All of the lines below are to be printed again exactly; images are excluded from the output.

---------------

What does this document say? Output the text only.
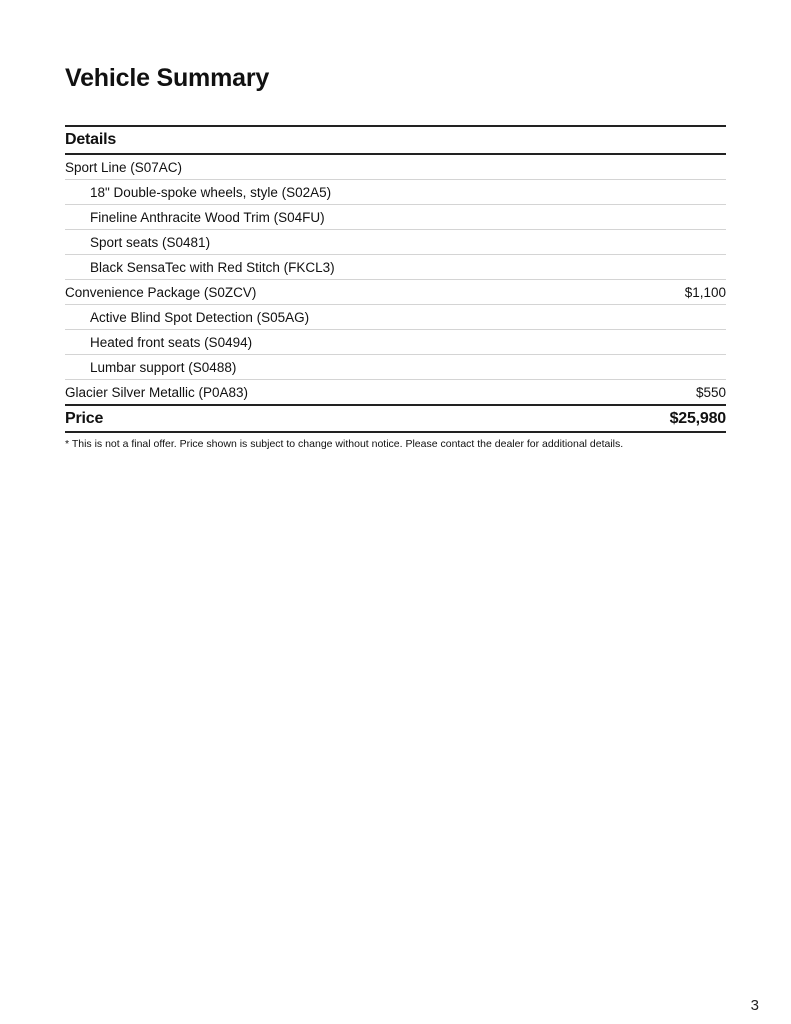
Vehicle Summary
Details
Sport Line (S07AC)
18" Double-spoke wheels, style (S02A5)
Fineline Anthracite Wood Trim (S04FU)
Sport seats (S0481)
Black SensaTec with Red Stitch (FKCL3)
Convenience Package (S0ZCV)	$1,100
Active Blind Spot Detection (S05AG)
Heated front seats (S0494)
Lumbar support (S0488)
Glacier Silver Metallic (P0A83)	$550
Price	$25,980
* This is not a final offer. Price shown is subject to change without notice. Please contact the dealer for additional details.
3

---------------

• _Answer_
What does this document say? Output the text only.
Vehicle Summary
Details
Sport Line (S07AC)
18" Double-spoke wheels, style (S02A5)
Fineline Anthracite Wood Trim (S04FU)
Sport seats (S0481)
Black SensaTec with Red Stitch (FKCL3)
Convenience Package (S0ZCV)	$1,100
Active Blind Spot Detection (S05AG)
Heated front seats (S0494)
Lumbar support (S0488)
Glacier Silver Metallic (P0A83)	$550
Price	$25,980
* This is not a final offer. Price shown is subject to change without notice. Please contact the dealer for additional details.
3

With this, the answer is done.